• [WRITTEN EXERCISE]: Print out the entries below with no edits.

[Saved entries]
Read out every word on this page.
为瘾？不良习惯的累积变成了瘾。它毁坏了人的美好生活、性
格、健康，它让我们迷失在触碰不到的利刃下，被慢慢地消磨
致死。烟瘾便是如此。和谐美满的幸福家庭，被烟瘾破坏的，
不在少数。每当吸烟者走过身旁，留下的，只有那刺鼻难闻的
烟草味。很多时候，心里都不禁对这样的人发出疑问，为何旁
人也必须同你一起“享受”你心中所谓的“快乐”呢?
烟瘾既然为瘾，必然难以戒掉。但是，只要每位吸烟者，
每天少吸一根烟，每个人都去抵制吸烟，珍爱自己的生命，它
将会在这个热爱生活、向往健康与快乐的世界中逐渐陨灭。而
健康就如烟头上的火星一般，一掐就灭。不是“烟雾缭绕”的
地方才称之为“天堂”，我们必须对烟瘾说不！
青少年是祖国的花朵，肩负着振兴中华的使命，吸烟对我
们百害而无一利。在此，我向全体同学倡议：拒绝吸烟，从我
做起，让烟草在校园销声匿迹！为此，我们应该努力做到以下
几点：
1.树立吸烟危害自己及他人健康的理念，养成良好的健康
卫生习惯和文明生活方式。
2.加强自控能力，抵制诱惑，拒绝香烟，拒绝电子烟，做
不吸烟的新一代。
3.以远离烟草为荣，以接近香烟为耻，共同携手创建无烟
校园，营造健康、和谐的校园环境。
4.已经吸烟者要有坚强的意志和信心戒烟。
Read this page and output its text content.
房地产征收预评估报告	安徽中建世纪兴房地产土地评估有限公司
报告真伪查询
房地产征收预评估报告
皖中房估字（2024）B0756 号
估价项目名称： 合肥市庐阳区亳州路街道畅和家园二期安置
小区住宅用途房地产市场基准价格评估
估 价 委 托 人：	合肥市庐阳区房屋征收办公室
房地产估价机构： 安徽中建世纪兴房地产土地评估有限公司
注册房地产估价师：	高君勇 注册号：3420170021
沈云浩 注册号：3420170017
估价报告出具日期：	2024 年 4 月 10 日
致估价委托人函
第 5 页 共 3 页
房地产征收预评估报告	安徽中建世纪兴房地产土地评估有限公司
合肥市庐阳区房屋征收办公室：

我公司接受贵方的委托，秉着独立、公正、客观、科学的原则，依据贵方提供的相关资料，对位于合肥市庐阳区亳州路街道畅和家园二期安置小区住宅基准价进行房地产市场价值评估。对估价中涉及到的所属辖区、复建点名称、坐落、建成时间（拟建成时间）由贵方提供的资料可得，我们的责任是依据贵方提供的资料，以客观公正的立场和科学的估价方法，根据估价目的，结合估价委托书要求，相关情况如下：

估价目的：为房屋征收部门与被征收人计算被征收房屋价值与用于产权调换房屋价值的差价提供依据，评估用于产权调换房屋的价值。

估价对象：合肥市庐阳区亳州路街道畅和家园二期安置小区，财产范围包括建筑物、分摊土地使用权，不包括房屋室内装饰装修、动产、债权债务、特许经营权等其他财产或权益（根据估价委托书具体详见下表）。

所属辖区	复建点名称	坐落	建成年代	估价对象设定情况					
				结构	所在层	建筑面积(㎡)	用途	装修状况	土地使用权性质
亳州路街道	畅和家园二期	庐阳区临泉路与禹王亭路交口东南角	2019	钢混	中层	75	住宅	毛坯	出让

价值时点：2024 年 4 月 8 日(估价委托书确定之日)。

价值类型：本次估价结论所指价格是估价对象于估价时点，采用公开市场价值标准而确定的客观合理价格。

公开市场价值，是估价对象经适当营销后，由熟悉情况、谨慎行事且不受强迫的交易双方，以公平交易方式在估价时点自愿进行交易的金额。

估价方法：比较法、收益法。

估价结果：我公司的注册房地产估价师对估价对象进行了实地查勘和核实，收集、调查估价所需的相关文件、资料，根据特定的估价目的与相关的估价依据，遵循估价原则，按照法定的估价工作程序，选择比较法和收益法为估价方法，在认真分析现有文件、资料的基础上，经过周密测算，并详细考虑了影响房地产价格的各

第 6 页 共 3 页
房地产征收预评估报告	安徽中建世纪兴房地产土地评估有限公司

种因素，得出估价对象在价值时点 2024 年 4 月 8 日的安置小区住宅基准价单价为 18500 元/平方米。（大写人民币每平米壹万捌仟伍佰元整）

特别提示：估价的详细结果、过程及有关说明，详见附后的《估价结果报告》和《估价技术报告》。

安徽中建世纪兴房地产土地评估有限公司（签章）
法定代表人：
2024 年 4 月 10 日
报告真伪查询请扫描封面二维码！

• [EXERCISE RESPONSE]:
Read out every word on this page.
为瘾？不良习惯的累积变成了瘾。它毁坏了人的美好生活、性
格、健康，它让我们迷失在触碰不到的利刃下，被慢慢地消磨
致死。烟瘾便是如此。和谐美满的幸福家庭，被烟瘾破坏的，
不在少数。每当吸烟者走过身旁，留下的，只有那刺鼻难闻的
烟草味。很多时候，心里都不禁对这样的人发出疑问，为何旁
人也必须同你一起“享受”你心中所谓的“快乐”呢?
烟瘾既然为瘾，必然难以戒掉。但是，只要每位吸烟者，
每天少吸一根烟，每个人都去抵制吸烟，珍爱自己的生命，它
将会在这个热爱生活、向往健康与快乐的世界中逐渐陨灭。而
健康就如烟头上的火星一般，一掐就灭。不是“烟雾缭绕”的
地方才称之为“天堂”，我们必须对烟瘾说不！
青少年是祖国的花朵，肩负着振兴中华的使命，吸烟对我
们百害而无一利。在此，我向全体同学倡议：拒绝吸烟，从我
做起，让烟草在校园销声匿迹！为此，我们应该努力做到以下
几点：
1.树立吸烟危害自己及他人健康的理念，养成良好的健康
卫生习惯和文明生活方式。
2.加强自控能力，抵制诱惑，拒绝香烟，拒绝电子烟，做
不吸烟的新一代。
3.以远离烟草为荣，以接近香烟为耻，共同携手创建无烟
校园，营造健康、和谐的校园环境。
4.已经吸烟者要有坚强的意志和信心戒烟。
Read this page and output its text content.
房地产征收预评估报告	安徽中建世纪兴房地产土地评估有限公司
报告真伪查询
房地产征收预评估报告
皖中房估字（2024）B0756 号
估价项目名称： 合肥市庐阳区亳州路街道畅和家园二期安置
小区住宅用途房地产市场基准价格评估
估 价 委 托 人：	合肥市庐阳区房屋征收办公室
房地产估价机构： 安徽中建世纪兴房地产土地评估有限公司
注册房地产估价师：	高君勇 注册号：3420170021
沈云浩 注册号：3420170017
估价报告出具日期：	2024 年 4 月 10 日
致估价委托人函
第 5 页 共 3 页
房地产征收预评估报告	安徽中建世纪兴房地产土地评估有限公司
合肥市庐阳区房屋征收办公室：

我公司接受贵方的委托，秉着独立、公正、客观、科学的原则，依据贵方提供的相关资料，对位于合肥市庐阳区亳州路街道畅和家园二期安置小区住宅基准价进行房地产市场价值评估。对估价中涉及到的所属辖区、复建点名称、坐落、建成时间（拟建成时间）由贵方提供的资料可得，我们的责任是依据贵方提供的资料，以客观公正的立场和科学的估价方法，根据估价目的，结合估价委托书要求，相关情况如下：

估价目的：为房屋征收部门与被征收人计算被征收房屋价值与用于产权调换房屋价值的差价提供依据，评估用于产权调换房屋的价值。

估价对象：合肥市庐阳区亳州路街道畅和家园二期安置小区，财产范围包括建筑物、分摊土地使用权，不包括房屋室内装饰装修、动产、债权债务、特许经营权等其他财产或权益（根据估价委托书具体详见下表）。

所属辖区	复建点名称	坐落	建成年代	估价对象设定情况					
				结构	所在层	建筑面积(㎡)	用途	装修状况	土地使用权性质
亳州路街道	畅和家园二期	庐阳区临泉路与禹王亭路交口东南角	2019	钢混	中层	75	住宅	毛坯	出让

价值时点：2024 年 4 月 8 日(估价委托书确定之日)。

价值类型：本次估价结论所指价格是估价对象于估价时点，采用公开市场价值标准而确定的客观合理价格。

公开市场价值，是估价对象经适当营销后，由熟悉情况、谨慎行事且不受强迫的交易双方，以公平交易方式在估价时点自愿进行交易的金额。

估价方法：比较法、收益法。

估价结果：我公司的注册房地产估价师对估价对象进行了实地查勘和核实，收集、调查估价所需的相关文件、资料，根据特定的估价目的与相关的估价依据，遵循估价原则，按照法定的估价工作程序，选择比较法和收益法为估价方法，在认真分析现有文件、资料的基础上，经过周密测算，并详细考虑了影响房地产价格的各

第 6 页 共 3 页
房地产征收预评估报告	安徽中建世纪兴房地产土地评估有限公司

种因素，得出估价对象在价值时点 2024 年 4 月 8 日的安置小区住宅基准价单价为 18500 元/平方米。（大写人民币每平米壹万捌仟伍佰元整）

特别提示：估价的详细结果、过程及有关说明，详见附后的《估价结果报告》和《估价技术报告》。

安徽中建世纪兴房地产土地评估有限公司（签章）
法定代表人：
2024 年 4 月 10 日
报告真伪查询请扫描封面二维码！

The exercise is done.